Saved data entries ▸
start

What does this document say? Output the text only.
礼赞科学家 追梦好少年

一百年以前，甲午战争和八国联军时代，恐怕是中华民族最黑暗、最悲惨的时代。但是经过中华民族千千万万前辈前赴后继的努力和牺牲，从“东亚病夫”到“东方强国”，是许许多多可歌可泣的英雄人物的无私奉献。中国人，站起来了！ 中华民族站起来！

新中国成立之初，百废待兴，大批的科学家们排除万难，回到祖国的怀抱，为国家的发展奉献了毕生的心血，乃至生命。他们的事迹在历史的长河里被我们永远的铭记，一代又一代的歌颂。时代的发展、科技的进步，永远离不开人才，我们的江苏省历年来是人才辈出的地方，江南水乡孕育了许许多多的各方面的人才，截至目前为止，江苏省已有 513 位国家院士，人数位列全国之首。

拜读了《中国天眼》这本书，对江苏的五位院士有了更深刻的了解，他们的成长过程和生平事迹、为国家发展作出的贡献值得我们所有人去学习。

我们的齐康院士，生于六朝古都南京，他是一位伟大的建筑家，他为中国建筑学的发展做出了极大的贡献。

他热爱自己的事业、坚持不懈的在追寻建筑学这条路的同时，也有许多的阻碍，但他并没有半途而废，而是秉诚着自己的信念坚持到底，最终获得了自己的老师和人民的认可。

end

Repeat the entries above exactly, leaving nothing out.

What does this document say? Output the text only.
礼赞科学家 追梦好少年

一百年以前，甲午战争和八国联军时代，恐怕是中华民族最黑暗、最悲惨的时代。但是经过中华民族千千万万前辈前赴后继的努力和牺牲，从“东亚病夫”到“东方强国”，是许许多多可歌可泣的英雄人物的无私奉献。中国人，站起来了！ 中华民族站起来！

新中国成立之初，百废待兴，大批的科学家们排除万难，回到祖国的怀抱，为国家的发展奉献了毕生的心血，乃至生命。他们的事迹在历史的长河里被我们永远的铭记，一代又一代的歌颂。时代的发展、科技的进步，永远离不开人才，我们的江苏省历年来是人才辈出的地方，江南水乡孕育了许许多多的各方面的人才，截至目前为止，江苏省已有 513 位国家院士，人数位列全国之首。

拜读了《中国天眼》这本书，对江苏的五位院士有了更深刻的了解，他们的成长过程和生平事迹、为国家发展作出的贡献值得我们所有人去学习。

我们的齐康院士，生于六朝古都南京，他是一位伟大的建筑家，他为中国建筑学的发展做出了极大的贡献。

他热爱自己的事业、坚持不懈的在追寻建筑学这条路的同时，也有许多的阻碍，但他并没有半途而废，而是秉诚着自己的信念坚持到底，最终获得了自己的老师和人民的认可。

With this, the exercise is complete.